STATED EXERCISE: Count the lines in the entries below that include the word "Check". Give nothing but the number.

PROVIDED ENTRIES:

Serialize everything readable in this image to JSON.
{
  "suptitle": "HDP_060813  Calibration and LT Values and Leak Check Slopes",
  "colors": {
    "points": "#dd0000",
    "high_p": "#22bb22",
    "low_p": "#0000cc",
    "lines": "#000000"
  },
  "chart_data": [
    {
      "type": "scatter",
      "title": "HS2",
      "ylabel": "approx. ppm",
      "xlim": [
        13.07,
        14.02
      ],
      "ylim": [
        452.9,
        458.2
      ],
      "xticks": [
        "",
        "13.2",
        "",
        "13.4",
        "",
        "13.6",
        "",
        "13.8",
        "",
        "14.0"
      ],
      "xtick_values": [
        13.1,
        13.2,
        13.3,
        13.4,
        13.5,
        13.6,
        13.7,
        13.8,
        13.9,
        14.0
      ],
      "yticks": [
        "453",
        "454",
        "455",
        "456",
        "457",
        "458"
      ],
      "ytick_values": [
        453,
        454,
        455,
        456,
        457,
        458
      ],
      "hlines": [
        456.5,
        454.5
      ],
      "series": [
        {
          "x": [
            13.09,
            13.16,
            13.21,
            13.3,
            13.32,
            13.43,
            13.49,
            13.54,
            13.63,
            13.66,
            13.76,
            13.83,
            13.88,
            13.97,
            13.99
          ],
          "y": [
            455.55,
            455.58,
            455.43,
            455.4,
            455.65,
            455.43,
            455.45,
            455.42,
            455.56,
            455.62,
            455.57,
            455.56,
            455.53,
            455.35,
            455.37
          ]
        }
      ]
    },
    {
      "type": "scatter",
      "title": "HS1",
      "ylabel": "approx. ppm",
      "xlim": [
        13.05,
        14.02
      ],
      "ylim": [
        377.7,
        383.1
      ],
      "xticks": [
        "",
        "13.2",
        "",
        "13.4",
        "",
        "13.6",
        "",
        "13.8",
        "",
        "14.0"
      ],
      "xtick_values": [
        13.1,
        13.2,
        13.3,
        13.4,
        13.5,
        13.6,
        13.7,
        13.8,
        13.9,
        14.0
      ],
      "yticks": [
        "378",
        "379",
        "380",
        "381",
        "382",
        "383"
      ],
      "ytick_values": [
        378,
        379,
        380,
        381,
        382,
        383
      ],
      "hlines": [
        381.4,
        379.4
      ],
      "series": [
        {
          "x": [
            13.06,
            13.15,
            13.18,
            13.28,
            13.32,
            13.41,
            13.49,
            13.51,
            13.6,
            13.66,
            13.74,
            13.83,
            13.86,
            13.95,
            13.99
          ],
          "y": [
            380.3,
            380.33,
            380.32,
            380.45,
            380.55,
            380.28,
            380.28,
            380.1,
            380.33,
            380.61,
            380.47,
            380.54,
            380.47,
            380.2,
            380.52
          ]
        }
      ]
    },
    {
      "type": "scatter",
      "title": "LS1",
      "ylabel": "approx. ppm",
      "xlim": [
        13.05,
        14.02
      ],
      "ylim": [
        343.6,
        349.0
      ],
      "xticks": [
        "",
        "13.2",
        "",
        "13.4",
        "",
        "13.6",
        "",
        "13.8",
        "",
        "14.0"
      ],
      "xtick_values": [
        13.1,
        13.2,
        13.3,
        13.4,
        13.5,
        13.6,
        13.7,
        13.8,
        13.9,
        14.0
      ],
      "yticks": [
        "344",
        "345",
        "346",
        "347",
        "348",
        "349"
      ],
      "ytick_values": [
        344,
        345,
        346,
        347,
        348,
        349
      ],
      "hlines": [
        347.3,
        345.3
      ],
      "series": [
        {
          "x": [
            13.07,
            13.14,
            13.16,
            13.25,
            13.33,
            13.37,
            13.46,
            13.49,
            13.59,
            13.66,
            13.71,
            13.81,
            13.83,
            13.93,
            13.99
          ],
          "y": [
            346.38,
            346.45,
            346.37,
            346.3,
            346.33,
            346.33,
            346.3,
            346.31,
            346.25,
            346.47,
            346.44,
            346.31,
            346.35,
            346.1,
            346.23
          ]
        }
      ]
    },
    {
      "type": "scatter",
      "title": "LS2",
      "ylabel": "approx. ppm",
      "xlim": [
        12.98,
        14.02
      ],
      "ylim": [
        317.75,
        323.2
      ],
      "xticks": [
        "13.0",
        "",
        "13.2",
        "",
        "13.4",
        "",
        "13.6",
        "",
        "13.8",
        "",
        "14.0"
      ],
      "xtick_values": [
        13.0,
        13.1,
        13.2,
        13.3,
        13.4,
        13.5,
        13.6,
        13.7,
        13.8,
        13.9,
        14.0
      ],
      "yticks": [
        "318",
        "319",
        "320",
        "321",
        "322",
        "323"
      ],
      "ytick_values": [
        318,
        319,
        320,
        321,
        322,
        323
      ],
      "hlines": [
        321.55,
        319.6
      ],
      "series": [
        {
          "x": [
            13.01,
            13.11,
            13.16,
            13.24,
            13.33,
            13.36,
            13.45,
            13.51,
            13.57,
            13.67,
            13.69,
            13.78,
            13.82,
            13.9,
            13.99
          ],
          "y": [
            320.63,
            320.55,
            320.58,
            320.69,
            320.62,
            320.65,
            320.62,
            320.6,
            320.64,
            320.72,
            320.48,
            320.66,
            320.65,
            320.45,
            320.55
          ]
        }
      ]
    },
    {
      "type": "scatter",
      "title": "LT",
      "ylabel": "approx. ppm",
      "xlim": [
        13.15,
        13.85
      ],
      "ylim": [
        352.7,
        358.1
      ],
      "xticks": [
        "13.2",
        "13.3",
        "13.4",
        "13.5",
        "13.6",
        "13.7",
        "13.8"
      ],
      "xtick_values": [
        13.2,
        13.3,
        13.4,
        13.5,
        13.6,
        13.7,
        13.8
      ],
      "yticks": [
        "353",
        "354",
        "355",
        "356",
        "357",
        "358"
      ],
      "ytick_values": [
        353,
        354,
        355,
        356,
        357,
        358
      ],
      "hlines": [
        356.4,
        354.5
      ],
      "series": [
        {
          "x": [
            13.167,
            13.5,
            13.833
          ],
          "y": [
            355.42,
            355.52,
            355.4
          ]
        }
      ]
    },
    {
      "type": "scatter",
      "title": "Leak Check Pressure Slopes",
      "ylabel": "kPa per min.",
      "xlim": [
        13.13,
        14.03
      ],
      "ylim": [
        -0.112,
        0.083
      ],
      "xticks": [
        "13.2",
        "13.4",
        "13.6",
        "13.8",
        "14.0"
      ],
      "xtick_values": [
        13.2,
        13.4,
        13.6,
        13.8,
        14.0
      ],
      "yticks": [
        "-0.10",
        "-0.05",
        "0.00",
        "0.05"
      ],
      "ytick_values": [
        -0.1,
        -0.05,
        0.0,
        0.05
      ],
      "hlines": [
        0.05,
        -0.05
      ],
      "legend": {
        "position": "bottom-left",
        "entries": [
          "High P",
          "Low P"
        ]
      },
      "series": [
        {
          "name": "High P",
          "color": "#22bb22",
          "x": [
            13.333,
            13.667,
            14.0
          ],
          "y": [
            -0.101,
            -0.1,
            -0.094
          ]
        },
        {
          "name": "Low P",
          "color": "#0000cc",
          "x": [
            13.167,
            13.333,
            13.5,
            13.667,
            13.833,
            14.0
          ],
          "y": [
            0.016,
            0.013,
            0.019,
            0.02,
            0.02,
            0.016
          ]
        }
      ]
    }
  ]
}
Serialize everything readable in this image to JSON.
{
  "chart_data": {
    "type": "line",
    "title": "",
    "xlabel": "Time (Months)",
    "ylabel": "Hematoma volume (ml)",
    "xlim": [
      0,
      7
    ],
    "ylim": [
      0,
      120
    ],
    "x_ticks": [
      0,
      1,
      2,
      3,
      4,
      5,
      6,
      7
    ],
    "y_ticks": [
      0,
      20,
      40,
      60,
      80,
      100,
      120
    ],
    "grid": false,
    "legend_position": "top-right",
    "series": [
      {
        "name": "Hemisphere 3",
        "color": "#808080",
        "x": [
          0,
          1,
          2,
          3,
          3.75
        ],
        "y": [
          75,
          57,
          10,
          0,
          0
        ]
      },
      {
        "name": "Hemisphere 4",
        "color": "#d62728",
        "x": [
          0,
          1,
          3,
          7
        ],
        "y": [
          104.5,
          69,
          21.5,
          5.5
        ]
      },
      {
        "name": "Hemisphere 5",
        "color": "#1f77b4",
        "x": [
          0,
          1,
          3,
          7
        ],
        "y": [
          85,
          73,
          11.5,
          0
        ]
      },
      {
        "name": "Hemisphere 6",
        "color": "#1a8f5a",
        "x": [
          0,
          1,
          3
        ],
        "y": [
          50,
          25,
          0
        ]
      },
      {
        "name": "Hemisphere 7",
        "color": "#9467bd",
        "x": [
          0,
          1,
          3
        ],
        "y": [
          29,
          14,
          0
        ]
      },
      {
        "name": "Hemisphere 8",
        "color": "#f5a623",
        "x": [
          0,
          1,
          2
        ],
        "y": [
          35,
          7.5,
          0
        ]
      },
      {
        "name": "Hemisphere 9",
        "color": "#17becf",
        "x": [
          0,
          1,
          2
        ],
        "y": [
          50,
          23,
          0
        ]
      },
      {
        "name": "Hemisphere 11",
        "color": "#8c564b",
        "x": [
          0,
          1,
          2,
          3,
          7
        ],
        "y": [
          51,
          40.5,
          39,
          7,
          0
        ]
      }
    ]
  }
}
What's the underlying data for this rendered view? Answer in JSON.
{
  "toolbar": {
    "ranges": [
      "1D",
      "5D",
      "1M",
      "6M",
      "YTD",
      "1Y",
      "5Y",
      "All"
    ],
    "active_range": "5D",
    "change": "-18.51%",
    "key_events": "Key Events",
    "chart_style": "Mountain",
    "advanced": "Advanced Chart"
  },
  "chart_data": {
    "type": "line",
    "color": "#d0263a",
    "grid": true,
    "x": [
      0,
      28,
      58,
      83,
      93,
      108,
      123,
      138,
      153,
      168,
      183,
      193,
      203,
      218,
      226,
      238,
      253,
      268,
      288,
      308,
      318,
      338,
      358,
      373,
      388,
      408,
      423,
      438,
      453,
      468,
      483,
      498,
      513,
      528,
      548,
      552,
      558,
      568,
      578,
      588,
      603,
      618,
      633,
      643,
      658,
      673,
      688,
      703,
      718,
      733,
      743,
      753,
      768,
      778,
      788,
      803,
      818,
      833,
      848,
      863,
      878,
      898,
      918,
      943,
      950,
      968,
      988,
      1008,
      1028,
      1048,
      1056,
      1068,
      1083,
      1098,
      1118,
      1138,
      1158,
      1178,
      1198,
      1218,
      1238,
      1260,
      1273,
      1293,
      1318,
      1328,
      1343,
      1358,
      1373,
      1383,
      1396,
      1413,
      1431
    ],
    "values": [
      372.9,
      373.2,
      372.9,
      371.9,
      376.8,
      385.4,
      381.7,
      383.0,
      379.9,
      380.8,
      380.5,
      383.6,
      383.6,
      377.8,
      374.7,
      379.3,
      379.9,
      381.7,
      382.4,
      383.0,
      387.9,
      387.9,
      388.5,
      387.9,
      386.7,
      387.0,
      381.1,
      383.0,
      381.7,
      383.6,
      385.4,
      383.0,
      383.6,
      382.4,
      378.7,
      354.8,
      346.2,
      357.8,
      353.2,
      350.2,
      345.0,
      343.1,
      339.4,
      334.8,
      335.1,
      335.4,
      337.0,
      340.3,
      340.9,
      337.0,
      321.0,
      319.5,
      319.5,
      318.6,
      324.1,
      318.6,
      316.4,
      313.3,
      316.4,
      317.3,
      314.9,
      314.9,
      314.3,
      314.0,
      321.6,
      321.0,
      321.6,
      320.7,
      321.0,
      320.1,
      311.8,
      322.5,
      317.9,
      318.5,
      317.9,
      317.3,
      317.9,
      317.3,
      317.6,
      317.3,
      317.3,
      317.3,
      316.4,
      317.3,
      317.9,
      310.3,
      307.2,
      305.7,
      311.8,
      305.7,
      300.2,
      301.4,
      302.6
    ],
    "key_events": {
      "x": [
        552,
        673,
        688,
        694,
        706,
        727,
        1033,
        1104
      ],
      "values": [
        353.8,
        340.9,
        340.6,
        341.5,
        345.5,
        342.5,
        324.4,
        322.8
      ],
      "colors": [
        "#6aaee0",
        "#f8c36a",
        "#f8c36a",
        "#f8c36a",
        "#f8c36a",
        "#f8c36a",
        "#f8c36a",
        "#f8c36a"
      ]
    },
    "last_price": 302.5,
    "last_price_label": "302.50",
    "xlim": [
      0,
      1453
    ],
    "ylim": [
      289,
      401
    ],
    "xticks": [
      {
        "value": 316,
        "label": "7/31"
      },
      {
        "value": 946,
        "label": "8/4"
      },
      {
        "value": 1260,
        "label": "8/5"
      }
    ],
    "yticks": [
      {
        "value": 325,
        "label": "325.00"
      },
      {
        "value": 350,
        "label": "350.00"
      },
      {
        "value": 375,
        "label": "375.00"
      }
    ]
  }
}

IN RESPONSE: 2